— START DATA EXCERPTS —

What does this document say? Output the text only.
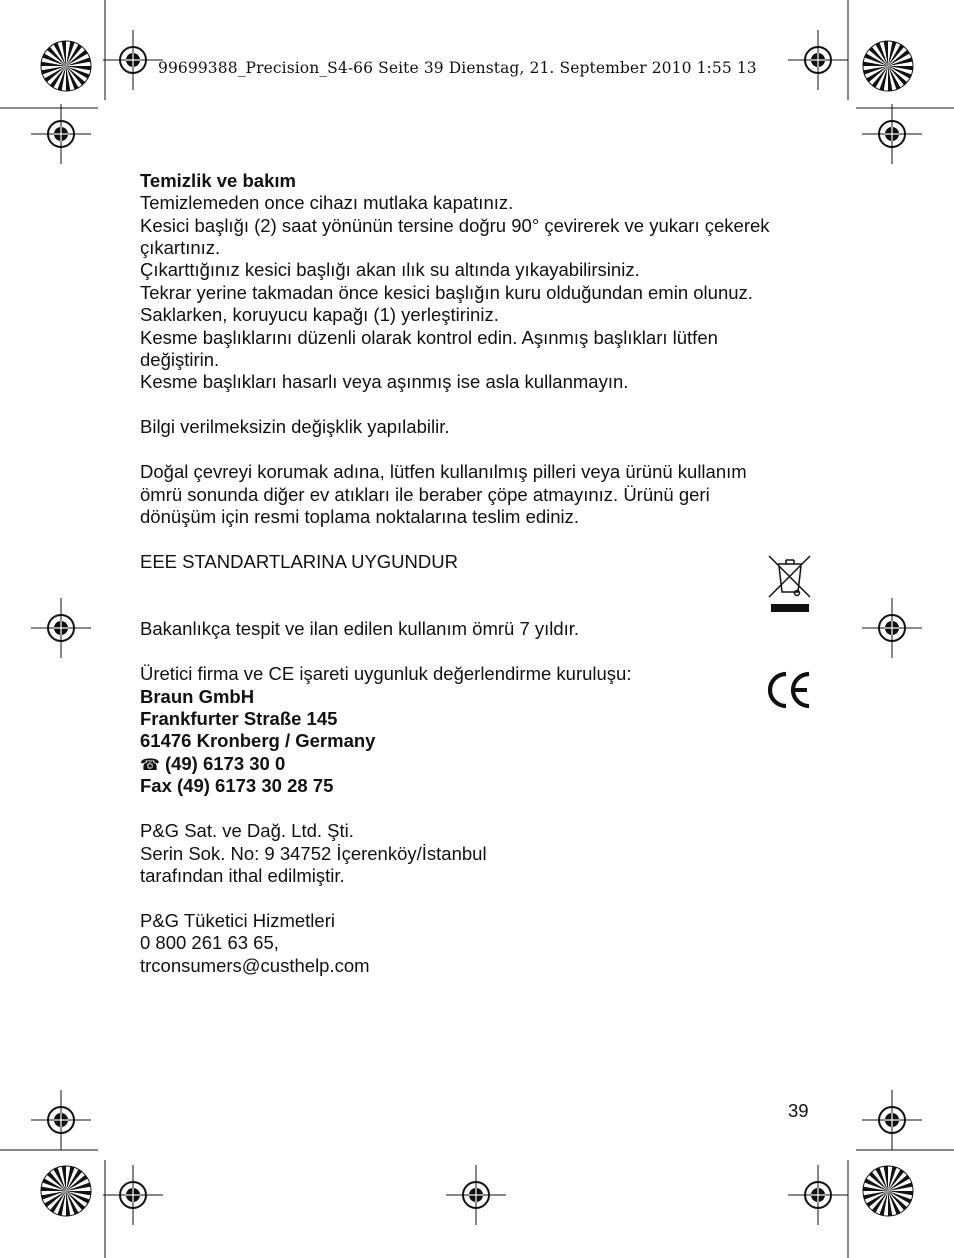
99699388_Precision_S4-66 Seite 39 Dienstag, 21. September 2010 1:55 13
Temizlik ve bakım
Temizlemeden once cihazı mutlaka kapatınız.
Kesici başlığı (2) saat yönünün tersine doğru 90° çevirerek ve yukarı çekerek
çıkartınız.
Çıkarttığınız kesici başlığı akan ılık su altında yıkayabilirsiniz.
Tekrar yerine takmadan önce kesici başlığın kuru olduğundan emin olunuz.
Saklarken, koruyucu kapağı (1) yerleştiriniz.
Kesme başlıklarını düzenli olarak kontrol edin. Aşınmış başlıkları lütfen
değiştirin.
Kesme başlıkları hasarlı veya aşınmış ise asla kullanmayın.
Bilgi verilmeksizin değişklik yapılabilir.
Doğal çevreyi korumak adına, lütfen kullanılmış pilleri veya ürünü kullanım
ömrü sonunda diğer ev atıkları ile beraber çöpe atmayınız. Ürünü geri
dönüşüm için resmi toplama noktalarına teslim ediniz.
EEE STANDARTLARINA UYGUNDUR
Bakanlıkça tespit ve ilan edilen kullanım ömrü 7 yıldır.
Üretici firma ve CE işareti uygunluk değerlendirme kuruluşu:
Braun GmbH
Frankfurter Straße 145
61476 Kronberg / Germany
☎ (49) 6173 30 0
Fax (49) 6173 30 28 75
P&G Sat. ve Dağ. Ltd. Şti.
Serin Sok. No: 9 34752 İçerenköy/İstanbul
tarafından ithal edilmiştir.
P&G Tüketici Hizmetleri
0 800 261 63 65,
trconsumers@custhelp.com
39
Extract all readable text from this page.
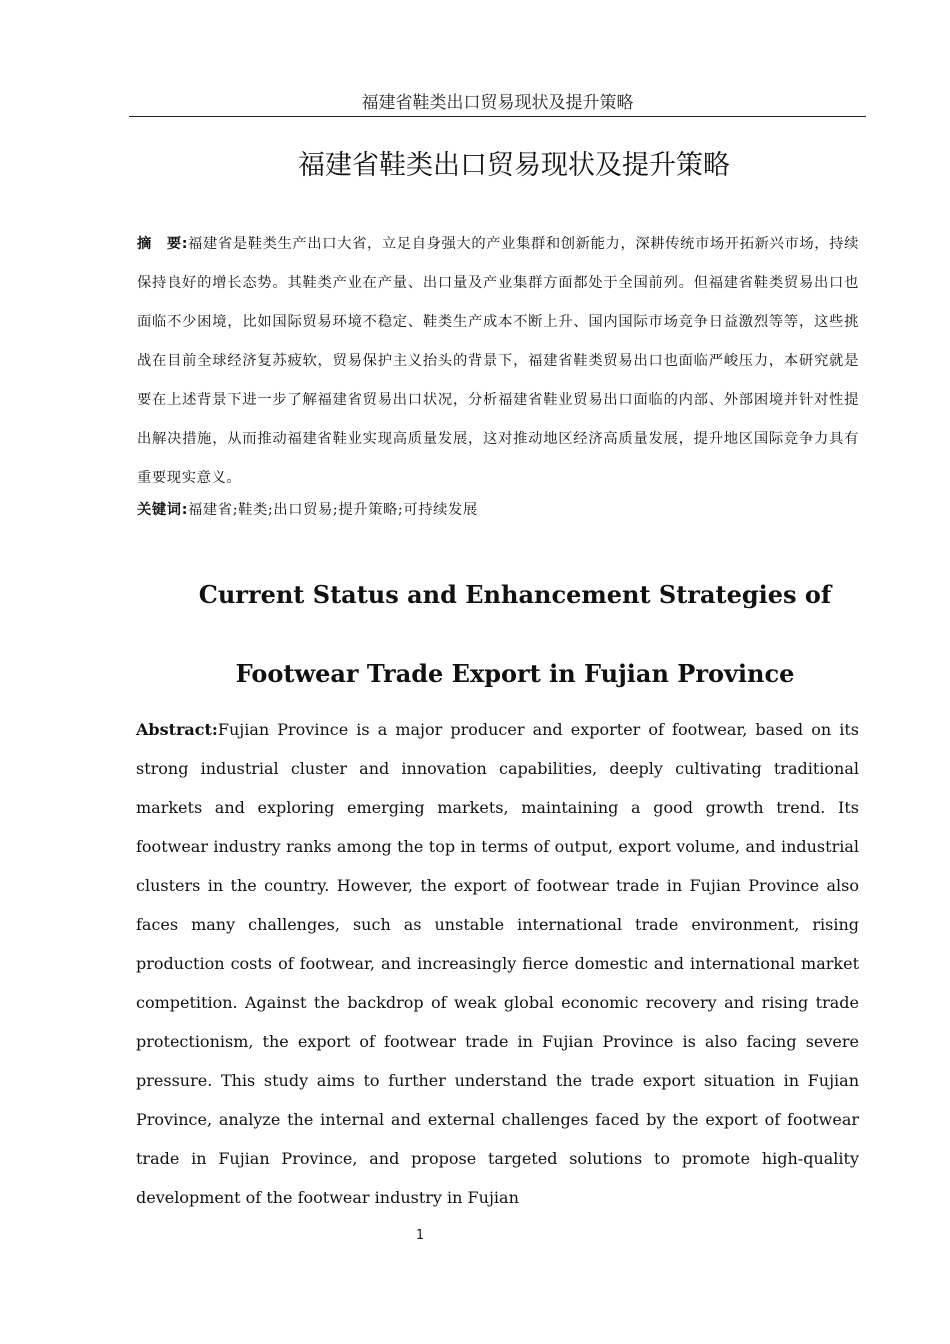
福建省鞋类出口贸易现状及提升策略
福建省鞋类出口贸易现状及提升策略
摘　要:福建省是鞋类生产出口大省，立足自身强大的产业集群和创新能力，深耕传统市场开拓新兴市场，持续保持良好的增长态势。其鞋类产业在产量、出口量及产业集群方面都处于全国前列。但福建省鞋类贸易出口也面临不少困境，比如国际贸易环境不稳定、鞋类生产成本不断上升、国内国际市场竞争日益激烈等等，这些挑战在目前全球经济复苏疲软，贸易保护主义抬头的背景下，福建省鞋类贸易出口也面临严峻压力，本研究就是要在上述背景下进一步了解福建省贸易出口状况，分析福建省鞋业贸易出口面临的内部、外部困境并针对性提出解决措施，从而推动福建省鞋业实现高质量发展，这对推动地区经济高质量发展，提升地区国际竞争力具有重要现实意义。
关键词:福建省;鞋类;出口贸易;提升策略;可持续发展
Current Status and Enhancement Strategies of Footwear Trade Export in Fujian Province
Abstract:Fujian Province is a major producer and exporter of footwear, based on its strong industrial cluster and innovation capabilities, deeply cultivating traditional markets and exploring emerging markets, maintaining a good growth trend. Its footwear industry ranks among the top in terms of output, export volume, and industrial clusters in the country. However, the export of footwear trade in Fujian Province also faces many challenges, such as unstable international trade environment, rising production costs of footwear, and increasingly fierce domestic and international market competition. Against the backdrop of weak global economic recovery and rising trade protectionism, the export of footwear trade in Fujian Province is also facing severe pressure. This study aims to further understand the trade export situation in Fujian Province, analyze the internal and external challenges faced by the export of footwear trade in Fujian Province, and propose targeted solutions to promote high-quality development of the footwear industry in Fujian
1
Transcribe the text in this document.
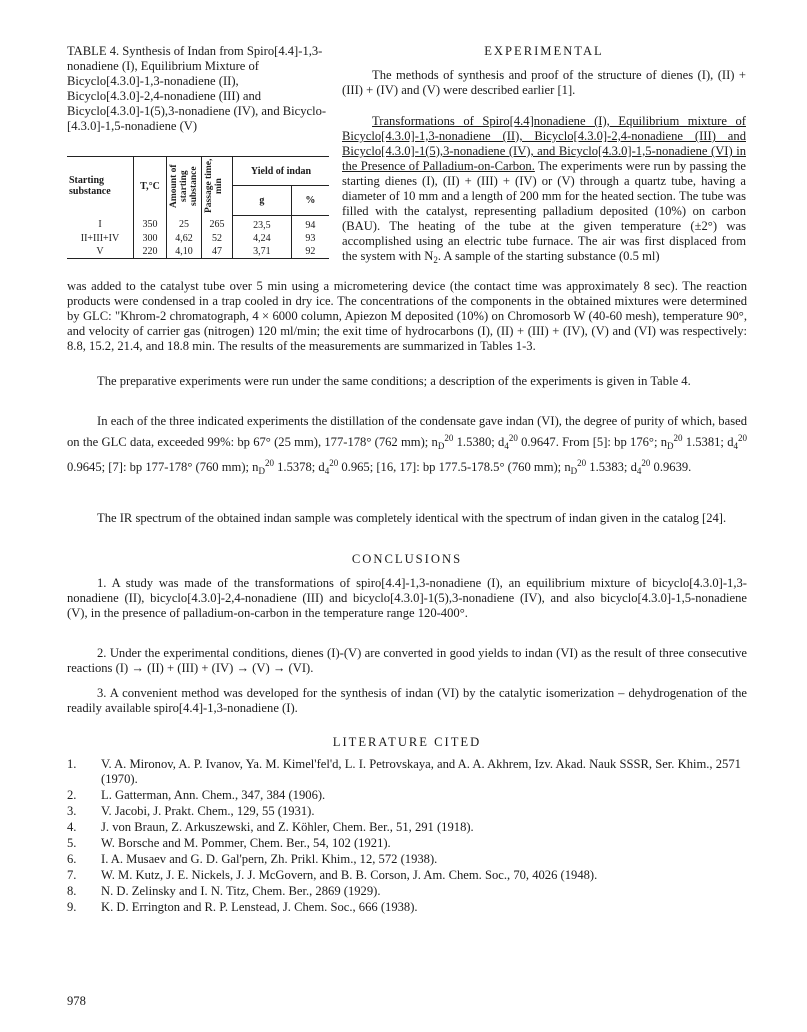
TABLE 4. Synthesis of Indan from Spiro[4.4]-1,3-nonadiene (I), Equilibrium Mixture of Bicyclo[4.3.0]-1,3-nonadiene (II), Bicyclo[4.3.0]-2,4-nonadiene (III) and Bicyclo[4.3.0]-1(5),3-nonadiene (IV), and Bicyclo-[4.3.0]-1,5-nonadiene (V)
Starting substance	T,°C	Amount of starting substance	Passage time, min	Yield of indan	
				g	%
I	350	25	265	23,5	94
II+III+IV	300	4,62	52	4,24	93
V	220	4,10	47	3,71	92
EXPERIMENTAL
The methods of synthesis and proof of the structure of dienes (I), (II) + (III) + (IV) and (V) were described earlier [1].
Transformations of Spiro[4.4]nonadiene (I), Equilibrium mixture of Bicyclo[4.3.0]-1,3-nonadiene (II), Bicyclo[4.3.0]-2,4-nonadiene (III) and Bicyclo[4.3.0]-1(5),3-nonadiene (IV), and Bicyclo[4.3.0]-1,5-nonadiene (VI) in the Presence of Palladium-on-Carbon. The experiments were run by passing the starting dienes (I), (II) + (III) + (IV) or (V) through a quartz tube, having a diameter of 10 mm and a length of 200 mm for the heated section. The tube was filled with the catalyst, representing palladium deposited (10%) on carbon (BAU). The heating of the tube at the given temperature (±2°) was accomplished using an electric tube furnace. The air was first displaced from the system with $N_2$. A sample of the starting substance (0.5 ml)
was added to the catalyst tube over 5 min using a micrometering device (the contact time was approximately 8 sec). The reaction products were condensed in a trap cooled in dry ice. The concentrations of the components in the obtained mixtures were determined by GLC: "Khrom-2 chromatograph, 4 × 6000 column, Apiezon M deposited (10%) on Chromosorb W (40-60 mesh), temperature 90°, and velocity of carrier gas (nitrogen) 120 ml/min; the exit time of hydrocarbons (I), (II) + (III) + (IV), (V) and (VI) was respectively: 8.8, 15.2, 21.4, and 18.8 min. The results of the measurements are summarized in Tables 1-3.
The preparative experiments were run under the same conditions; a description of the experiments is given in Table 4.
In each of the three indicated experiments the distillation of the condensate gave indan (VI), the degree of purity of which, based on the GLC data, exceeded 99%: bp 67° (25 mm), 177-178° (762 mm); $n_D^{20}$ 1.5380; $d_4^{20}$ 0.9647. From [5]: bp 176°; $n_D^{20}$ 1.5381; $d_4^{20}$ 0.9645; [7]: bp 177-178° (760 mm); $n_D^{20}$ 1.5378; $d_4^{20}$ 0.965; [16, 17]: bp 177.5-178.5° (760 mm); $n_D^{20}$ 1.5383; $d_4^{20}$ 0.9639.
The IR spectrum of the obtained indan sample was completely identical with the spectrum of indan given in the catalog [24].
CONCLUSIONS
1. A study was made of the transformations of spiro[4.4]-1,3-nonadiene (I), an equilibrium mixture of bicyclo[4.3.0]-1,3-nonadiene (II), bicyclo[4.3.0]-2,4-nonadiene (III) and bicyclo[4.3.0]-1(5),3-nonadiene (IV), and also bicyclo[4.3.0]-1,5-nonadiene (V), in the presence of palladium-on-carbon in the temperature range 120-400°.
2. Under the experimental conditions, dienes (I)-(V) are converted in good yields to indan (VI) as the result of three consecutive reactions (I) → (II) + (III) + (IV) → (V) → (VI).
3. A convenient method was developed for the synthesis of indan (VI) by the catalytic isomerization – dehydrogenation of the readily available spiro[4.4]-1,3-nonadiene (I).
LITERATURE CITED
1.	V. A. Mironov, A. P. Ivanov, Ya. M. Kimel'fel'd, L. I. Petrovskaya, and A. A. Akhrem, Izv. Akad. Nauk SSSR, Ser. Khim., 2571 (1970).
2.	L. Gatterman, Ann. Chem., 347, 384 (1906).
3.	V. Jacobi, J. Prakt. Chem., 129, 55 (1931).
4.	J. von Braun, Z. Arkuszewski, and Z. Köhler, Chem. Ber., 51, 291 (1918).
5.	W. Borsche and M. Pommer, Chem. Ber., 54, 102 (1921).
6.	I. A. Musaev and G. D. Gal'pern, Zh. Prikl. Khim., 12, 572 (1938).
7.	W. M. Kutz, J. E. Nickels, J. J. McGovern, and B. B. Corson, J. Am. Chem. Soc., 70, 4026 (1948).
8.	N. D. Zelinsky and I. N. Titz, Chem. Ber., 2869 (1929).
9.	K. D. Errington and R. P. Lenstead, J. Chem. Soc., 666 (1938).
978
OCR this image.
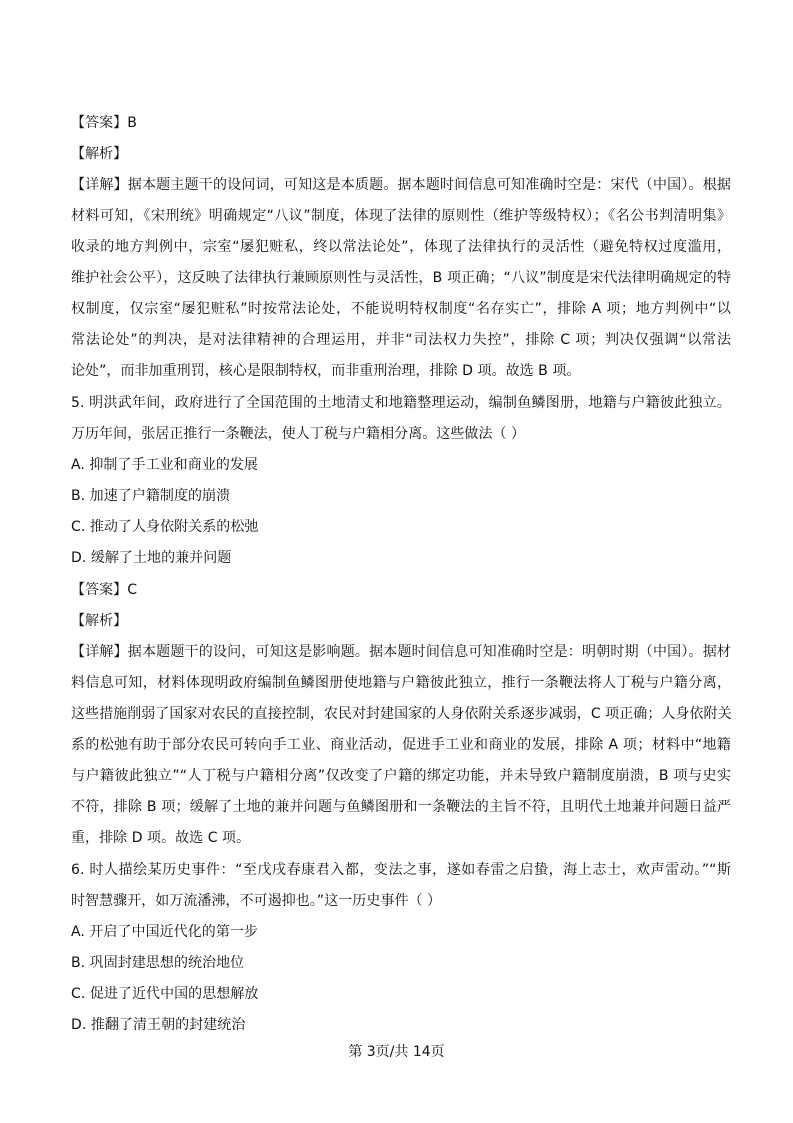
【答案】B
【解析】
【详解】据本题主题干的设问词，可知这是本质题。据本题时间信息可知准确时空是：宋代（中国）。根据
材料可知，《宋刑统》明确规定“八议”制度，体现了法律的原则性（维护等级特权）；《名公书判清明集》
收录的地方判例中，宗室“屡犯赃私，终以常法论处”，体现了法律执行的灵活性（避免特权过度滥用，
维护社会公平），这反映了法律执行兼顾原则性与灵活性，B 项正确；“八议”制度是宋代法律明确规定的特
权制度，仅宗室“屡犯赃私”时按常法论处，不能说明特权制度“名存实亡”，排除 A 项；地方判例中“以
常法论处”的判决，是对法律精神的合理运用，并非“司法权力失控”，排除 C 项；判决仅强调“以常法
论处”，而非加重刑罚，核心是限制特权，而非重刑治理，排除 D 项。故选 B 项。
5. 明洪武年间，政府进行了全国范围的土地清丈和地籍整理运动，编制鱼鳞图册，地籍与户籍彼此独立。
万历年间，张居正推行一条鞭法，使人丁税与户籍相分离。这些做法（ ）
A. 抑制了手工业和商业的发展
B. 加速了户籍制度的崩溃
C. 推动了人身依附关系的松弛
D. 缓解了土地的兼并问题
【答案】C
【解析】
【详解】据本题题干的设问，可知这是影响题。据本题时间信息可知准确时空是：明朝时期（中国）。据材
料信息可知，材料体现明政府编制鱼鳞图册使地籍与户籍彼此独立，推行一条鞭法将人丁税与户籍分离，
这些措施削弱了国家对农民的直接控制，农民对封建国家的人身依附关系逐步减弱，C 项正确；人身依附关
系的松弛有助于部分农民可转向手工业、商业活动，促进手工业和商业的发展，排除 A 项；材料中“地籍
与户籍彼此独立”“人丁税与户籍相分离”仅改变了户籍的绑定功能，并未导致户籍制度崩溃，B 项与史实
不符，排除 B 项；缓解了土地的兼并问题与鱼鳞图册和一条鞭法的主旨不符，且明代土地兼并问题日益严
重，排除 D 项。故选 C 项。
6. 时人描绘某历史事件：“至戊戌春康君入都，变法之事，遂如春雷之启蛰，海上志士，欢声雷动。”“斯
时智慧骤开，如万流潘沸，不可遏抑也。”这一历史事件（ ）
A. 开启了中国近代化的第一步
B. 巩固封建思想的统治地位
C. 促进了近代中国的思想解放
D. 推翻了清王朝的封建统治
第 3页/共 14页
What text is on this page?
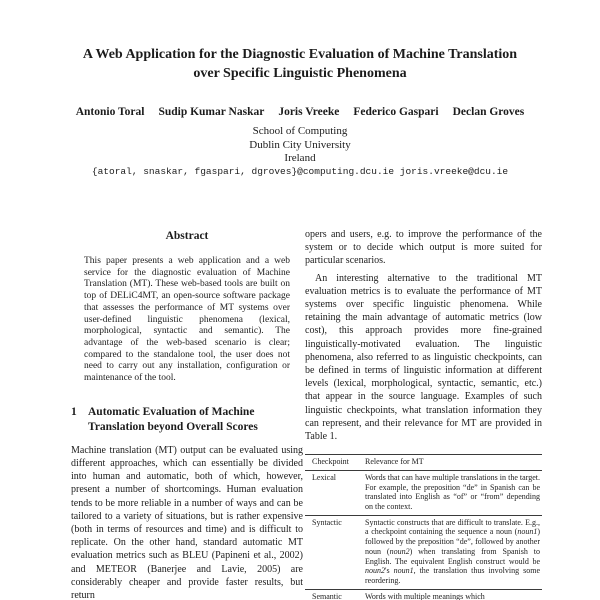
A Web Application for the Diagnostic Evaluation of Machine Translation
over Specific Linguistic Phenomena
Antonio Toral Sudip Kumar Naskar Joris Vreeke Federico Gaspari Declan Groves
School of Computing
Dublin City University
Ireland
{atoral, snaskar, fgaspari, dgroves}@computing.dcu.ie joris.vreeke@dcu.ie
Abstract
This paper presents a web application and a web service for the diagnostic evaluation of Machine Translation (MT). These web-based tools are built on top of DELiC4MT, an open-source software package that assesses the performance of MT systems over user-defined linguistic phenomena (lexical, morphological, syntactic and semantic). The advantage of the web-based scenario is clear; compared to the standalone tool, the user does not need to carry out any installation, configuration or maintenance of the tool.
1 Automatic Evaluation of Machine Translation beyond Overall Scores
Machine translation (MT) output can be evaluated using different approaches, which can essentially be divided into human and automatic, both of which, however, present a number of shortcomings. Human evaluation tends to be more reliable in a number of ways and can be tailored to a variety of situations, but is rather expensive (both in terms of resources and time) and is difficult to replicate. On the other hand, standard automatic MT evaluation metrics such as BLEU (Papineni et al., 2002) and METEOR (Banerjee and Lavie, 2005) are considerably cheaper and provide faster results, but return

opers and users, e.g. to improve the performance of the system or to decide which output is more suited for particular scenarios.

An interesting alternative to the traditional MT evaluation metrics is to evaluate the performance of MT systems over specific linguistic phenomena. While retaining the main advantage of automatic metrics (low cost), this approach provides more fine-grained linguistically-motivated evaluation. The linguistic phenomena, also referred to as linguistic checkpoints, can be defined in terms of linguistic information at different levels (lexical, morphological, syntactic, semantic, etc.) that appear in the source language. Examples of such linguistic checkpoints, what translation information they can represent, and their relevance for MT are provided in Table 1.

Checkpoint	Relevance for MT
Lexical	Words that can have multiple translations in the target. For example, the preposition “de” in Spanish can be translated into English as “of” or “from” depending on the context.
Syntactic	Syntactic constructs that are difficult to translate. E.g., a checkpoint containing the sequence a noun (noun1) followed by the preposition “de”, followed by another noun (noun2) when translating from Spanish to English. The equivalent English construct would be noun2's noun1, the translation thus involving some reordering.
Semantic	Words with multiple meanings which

— END DATA EXCERPTS —

WHAT NEEDS TO BE DONE –
Tally the lines of the preceding listing in which the word "据本题时间信息可知准确时空是" appears; state nothing but the total.

THE REPLY –
2